**THE EXERCISE:** Give back every line exactly as it appears, pictures excluded.

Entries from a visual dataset
┌──

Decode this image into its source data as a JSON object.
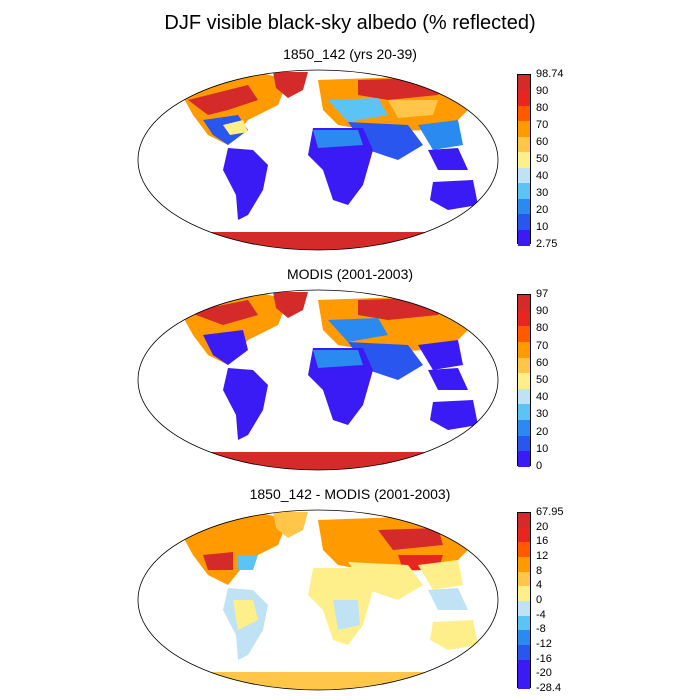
{
  "title": "DJF visible black-sky albedo (% reflected)",
  "panels": [
    {
      "title": "1850_142 (yrs 20-39)",
      "colorbar": {
        "labels": [
          "98.74",
          "90",
          "80",
          "70",
          "60",
          "50",
          "40",
          "30",
          "20",
          "10",
          "2.75"
        ],
        "colors": [
          "#d42a2a",
          "#e8261f",
          "#ff5a00",
          "#ff9a00",
          "#ffc64a",
          "#ffef8a",
          "#bfe3f5",
          "#5cc3f5",
          "#2a8af0",
          "#2a56f0",
          "#3a1af5"
        ]
      }
    },
    {
      "title": "MODIS (2001-2003)",
      "colorbar": {
        "labels": [
          "97",
          "90",
          "80",
          "70",
          "60",
          "50",
          "40",
          "30",
          "20",
          "10",
          "0"
        ],
        "colors": [
          "#d42a2a",
          "#e8261f",
          "#ff5a00",
          "#ff9a00",
          "#ffc64a",
          "#ffef8a",
          "#bfe3f5",
          "#5cc3f5",
          "#2a8af0",
          "#2a56f0",
          "#3a1af5"
        ]
      }
    },
    {
      "title": "1850_142 - MODIS (2001-2003)",
      "colorbar": {
        "labels": [
          "67.95",
          "20",
          "16",
          "12",
          "8",
          "4",
          "0",
          "-4",
          "-8",
          "-12",
          "-16",
          "-20",
          "-28.4"
        ],
        "colors": [
          "#d42a2a",
          "#e8261f",
          "#ff5a00",
          "#ff9a00",
          "#ffc64a",
          "#ffef8a",
          "#bfe3f5",
          "#5cc3f5",
          "#2a8af0",
          "#2a56f0",
          "#3a1af5",
          "#3a1af5"
        ]
      }
    }
  ]
}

└──

**WORKED SOLUTION:**
Decode this image into its source data as a JSON object.
{
  "title": "DJF visible black-sky albedo (% reflected)",
  "panels": [
    {
      "title": "1850_142 (yrs 20-39)",
      "colorbar": {
        "labels": [
          "98.74",
          "90",
          "80",
          "70",
          "60",
          "50",
          "40",
          "30",
          "20",
          "10",
          "2.75"
        ],
        "colors": [
          "#d42a2a",
          "#e8261f",
          "#ff5a00",
          "#ff9a00",
          "#ffc64a",
          "#ffef8a",
          "#bfe3f5",
          "#5cc3f5",
          "#2a8af0",
          "#2a56f0",
          "#3a1af5"
        ]
      }
    },
    {
      "title": "MODIS (2001-2003)",
      "colorbar": {
        "labels": [
          "97",
          "90",
          "80",
          "70",
          "60",
          "50",
          "40",
          "30",
          "20",
          "10",
          "0"
        ],
        "colors": [
          "#d42a2a",
          "#e8261f",
          "#ff5a00",
          "#ff9a00",
          "#ffc64a",
          "#ffef8a",
          "#bfe3f5",
          "#5cc3f5",
          "#2a8af0",
          "#2a56f0",
          "#3a1af5"
        ]
      }
    },
    {
      "title": "1850_142 - MODIS (2001-2003)",
      "colorbar": {
        "labels": [
          "67.95",
          "20",
          "16",
          "12",
          "8",
          "4",
          "0",
          "-4",
          "-8",
          "-12",
          "-16",
          "-20",
          "-28.4"
        ],
        "colors": [
          "#d42a2a",
          "#e8261f",
          "#ff5a00",
          "#ff9a00",
          "#ffc64a",
          "#ffef8a",
          "#bfe3f5",
          "#5cc3f5",
          "#2a8af0",
          "#2a56f0",
          "#3a1af5",
          "#3a1af5"
        ]
      }
    }
  ]
}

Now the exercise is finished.